— Recorded data —
........
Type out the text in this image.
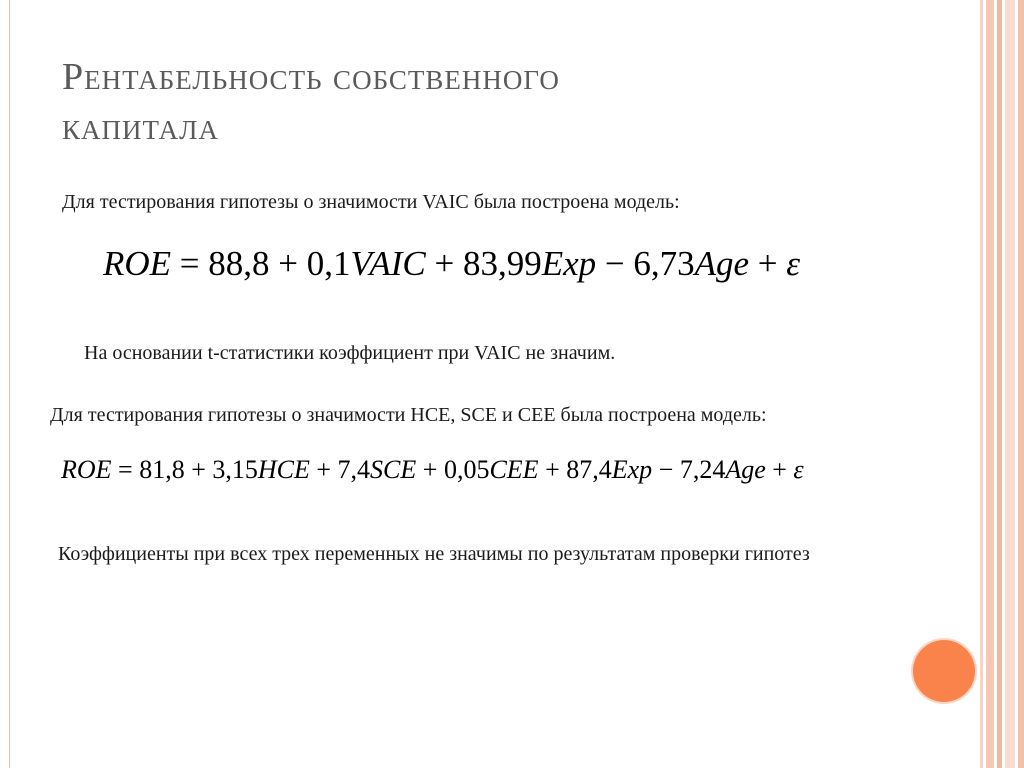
Рентабельность собственного
капитала
Для тестирования гипотезы о значимости VAIC была построена модель:
ROE = 88,8 + 0,1VAIC + 83,99Exp − 6,73Age + ε
На основании t-статистики коэффициент при VAIC не значим.
Для тестирования гипотезы о значимости HCE, SCE и CEE была построена модель:
ROE = 81,8 + 3,15HCE + 7,4SCE + 0,05CEE + 87,4Exp − 7,24Age + ε
Коэффициенты при всех трех переменных не значимы по результатам проверки гипотез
........
— GIVEN INSTRUCTION —
Copy all of the entries verbatim, leaving out any pictures they contain.

— EXERCISE SOLUTION —
Type out the text in this image.
Рентабельность собственного
капитала
Для тестирования гипотезы о значимости VAIC была построена модель:
ROE = 88,8 + 0,1VAIC + 83,99Exp − 6,73Age + ε
На основании t-статистики коэффициент при VAIC не значим.
Для тестирования гипотезы о значимости HCE, SCE и CEE была построена модель:
ROE = 81,8 + 3,15HCE + 7,4SCE + 0,05CEE + 87,4Exp − 7,24Age + ε
Коэффициенты при всех трех переменных не значимы по результатам проверки гипотез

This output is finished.